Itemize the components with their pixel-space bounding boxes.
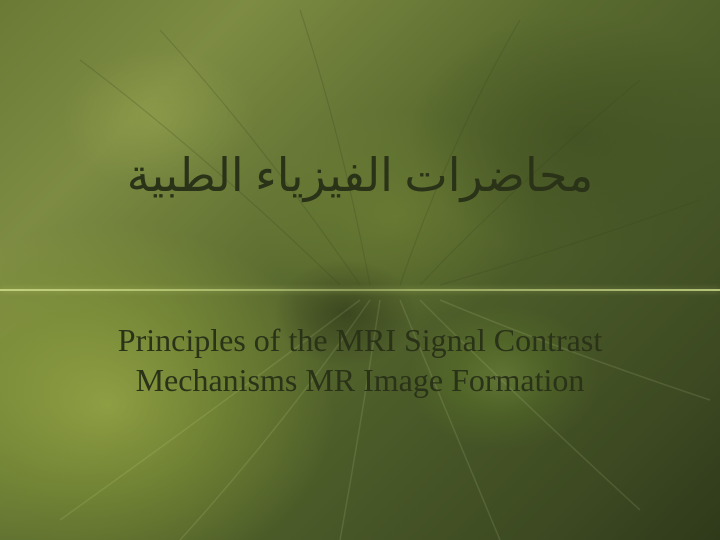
title-area: محاضرات الفيزياء الطبية (0, 148, 720, 202)
slide-subtitle: Principles of the MRI Signal Contrast Me… (80, 320, 640, 400)
subtitle-area: Principles of the MRI Signal Contrast Me… (0, 320, 720, 400)
slide-background: محاضرات الفيزياء الطبية Principles of th… (0, 0, 720, 540)
slide-content: محاضرات الفيزياء الطبية Principles of th… (0, 0, 720, 540)
slide-title: محاضرات الفيزياء الطبية (60, 148, 660, 202)
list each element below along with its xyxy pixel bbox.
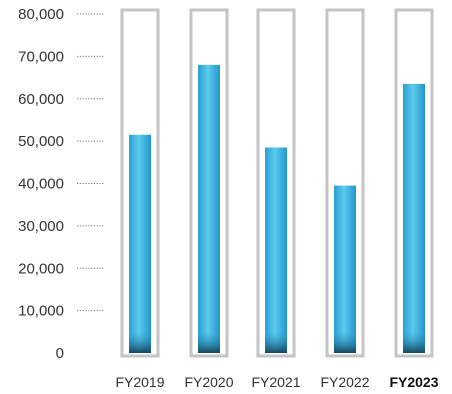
bar-base-shade: [403, 331, 425, 353]
y-tick-label: 30,000: [18, 218, 64, 235]
bar-fy2021: [265, 147, 287, 353]
x-axis: FY2019 FY2020 FY2021 FY2022 FY2023: [115, 374, 438, 390]
y-tick-label: 20,000: [18, 260, 64, 277]
bars: [129, 64, 425, 353]
bar-base-shade: [129, 331, 151, 353]
y-axis: 0 10,000 20,000 30,000 40,000 50,000 60,000 70,…: [18, 6, 104, 362]
x-tick-label: FY2022: [320, 374, 369, 390]
bar-fy2023: [403, 83, 425, 353]
y-tick-label: 40,000: [18, 176, 64, 193]
bar-fill: [403, 83, 425, 353]
bar-fill: [129, 134, 151, 353]
x-tick-label: FY2021: [251, 374, 300, 390]
y-tick-label: 10,000: [18, 303, 64, 320]
y-tick-label: 80,000: [18, 6, 64, 23]
x-tick-label: FY2023: [389, 374, 438, 390]
bar-base-shade: [265, 331, 287, 353]
bar-fy2019: [129, 134, 151, 353]
x-tick-label: FY2019: [115, 374, 164, 390]
y-tick-label: 50,000: [18, 133, 64, 150]
bar-fill: [334, 185, 356, 353]
bar-fill: [198, 64, 220, 353]
bar-base-shade: [334, 331, 356, 353]
y-tick-label: 60,000: [18, 91, 64, 108]
x-tick-label: FY2020: [184, 374, 233, 390]
bar-base-shade: [198, 331, 220, 353]
y-tick-label: 70,000: [18, 48, 64, 65]
bar-fy2020: [198, 64, 220, 353]
bar-fy2022: [334, 185, 356, 353]
y-tick-label: 0: [56, 345, 64, 362]
bar-fill: [265, 147, 287, 353]
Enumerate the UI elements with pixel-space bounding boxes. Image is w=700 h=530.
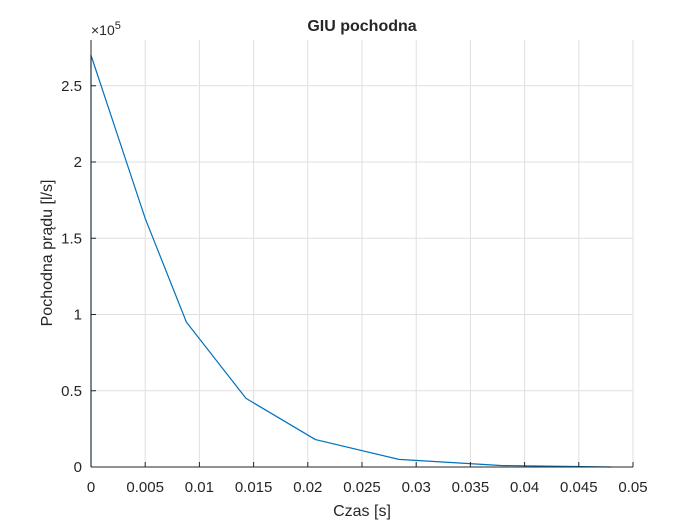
x-tick-labels: 0 0.005 0.01 0.015 0.02 0.025 0.03 0.035 0.04 0.0…: [87, 479, 648, 496]
y-tick-labels: 0 0.5 1 1.5 2 2.5: [61, 78, 82, 476]
y-axis-label: Pochodna prądu [l/s]: [39, 180, 56, 327]
x-tick-label: 0.01: [185, 479, 214, 496]
y-exponent-power: 5: [115, 20, 121, 32]
x-axis-label: Czas [s]: [333, 503, 391, 520]
series-layer: [90, 54, 612, 468]
series-line-1: [90, 54, 612, 468]
y-tick-label: 1: [74, 307, 82, 324]
x-tick-label: 0.025: [343, 479, 381, 496]
y-tick-label: 0.5: [61, 383, 82, 400]
x-tick-label: 0.04: [510, 479, 539, 496]
axes: [90, 40, 634, 468]
y-exponent-multiplier: ×105: [91, 20, 121, 38]
x-tick-label: 0: [87, 479, 95, 496]
x-tick-label: 0.05: [618, 479, 647, 496]
y-tick-label: 2.5: [61, 78, 82, 95]
x-tick-label: 0.015: [235, 479, 273, 496]
chart-title: GIU pochodna: [307, 18, 416, 35]
x-tick-label: 0.005: [126, 479, 164, 496]
y-tick-label: 1.5: [61, 230, 82, 247]
x-tick-label: 0.03: [402, 479, 431, 496]
y-tick-label: 2: [74, 154, 82, 171]
x-tick-label: 0.035: [452, 479, 490, 496]
x-tick-label: 0.045: [560, 479, 598, 496]
y-exponent-base: ×10: [91, 22, 115, 38]
y-tick-label: 0: [74, 459, 82, 476]
x-tick-label: 0.02: [293, 479, 322, 496]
· · ·
Rewrite all the data above, switching every "bar-base-shade" to "bar-base-tint" and changing nothing else. Leave out the pictures.

PROBLEM SOLUTION.
Itemize the components with their pixel-space bounding boxes.
title-area: محاضرات الفيزياء الطبية (0, 148, 720, 202)
slide-subtitle: Principles of the MRI Signal Contrast Me… (80, 320, 640, 400)
subtitle-area: Principles of the MRI Signal Contrast Me… (0, 320, 720, 400)
slide-background: محاضرات الفيزياء الطبية Principles of th… (0, 0, 720, 540)
slide-content: محاضرات الفيزياء الطبية Principles of th… (0, 0, 720, 540)
slide-title: محاضرات الفيزياء الطبية (60, 148, 660, 202)
list each element below along with its xyxy pixel bbox.
bar-base-tint: [403, 331, 425, 353]
y-tick-label: 30,000: [18, 218, 64, 235]
bar-fy2021: [265, 147, 287, 353]
x-axis: FY2019 FY2020 FY2021 FY2022 FY2023: [115, 374, 438, 390]
y-tick-label: 20,000: [18, 260, 64, 277]
bars: [129, 64, 425, 353]
bar-base-tint: [129, 331, 151, 353]
y-axis: 0 10,000 20,000 30,000 40,000 50,000 60,000 70,…: [18, 6, 104, 362]
x-tick-label: FY2022: [320, 374, 369, 390]
bar-fy2023: [403, 83, 425, 353]
y-tick-label: 40,000: [18, 176, 64, 193]
bar-fill: [403, 83, 425, 353]
bar-fill: [129, 134, 151, 353]
x-tick-label: FY2021: [251, 374, 300, 390]
y-tick-label: 10,000: [18, 303, 64, 320]
y-tick-label: 80,000: [18, 6, 64, 23]
x-tick-label: FY2023: [389, 374, 438, 390]
bar-base-tint: [265, 331, 287, 353]
bar-fy2019: [129, 134, 151, 353]
x-tick-label: FY2019: [115, 374, 164, 390]
y-tick-label: 50,000: [18, 133, 64, 150]
bar-fill: [334, 185, 356, 353]
bar-fill: [198, 64, 220, 353]
bar-base-tint: [334, 331, 356, 353]
y-tick-label: 60,000: [18, 91, 64, 108]
x-tick-label: FY2020: [184, 374, 233, 390]
bar-base-tint: [198, 331, 220, 353]
y-tick-label: 70,000: [18, 48, 64, 65]
bar-fy2020: [198, 64, 220, 353]
bar-fy2022: [334, 185, 356, 353]
y-tick-label: 0: [56, 345, 64, 362]
bar-fill: [265, 147, 287, 353]
Enumerate the UI elements with pixel-space bounding boxes. Image is w=700 h=530.
x-tick-labels: 0 0.005 0.01 0.015 0.02 0.025 0.03 0.035 0.04 0.0…: [87, 479, 648, 496]
y-tick-labels: 0 0.5 1 1.5 2 2.5: [61, 78, 82, 476]
y-axis-label: Pochodna prądu [l/s]: [39, 180, 56, 327]
x-tick-label: 0.01: [185, 479, 214, 496]
y-exponent-power: 5: [115, 20, 121, 32]
x-axis-label: Czas [s]: [333, 503, 391, 520]
series-layer: [90, 54, 612, 468]
series-line-1: [90, 54, 612, 468]
y-tick-label: 1: [74, 307, 82, 324]
x-tick-label: 0.025: [343, 479, 381, 496]
y-tick-label: 0.5: [61, 383, 82, 400]
x-tick-label: 0.04: [510, 479, 539, 496]
axes: [90, 40, 634, 468]
y-exponent-multiplier: ×105: [91, 20, 121, 38]
x-tick-label: 0: [87, 479, 95, 496]
x-tick-label: 0.05: [618, 479, 647, 496]
y-tick-label: 2.5: [61, 78, 82, 95]
x-tick-label: 0.015: [235, 479, 273, 496]
chart-title: GIU pochodna: [307, 18, 416, 35]
x-tick-label: 0.005: [126, 479, 164, 496]
y-tick-label: 1.5: [61, 230, 82, 247]
x-tick-label: 0.03: [402, 479, 431, 496]
y-tick-label: 2: [74, 154, 82, 171]
x-tick-label: 0.035: [452, 479, 490, 496]
x-tick-label: 0.045: [560, 479, 598, 496]
y-exponent-base: ×10: [91, 22, 115, 38]
y-tick-label: 0: [74, 459, 82, 476]
x-tick-label: 0.02: [293, 479, 322, 496]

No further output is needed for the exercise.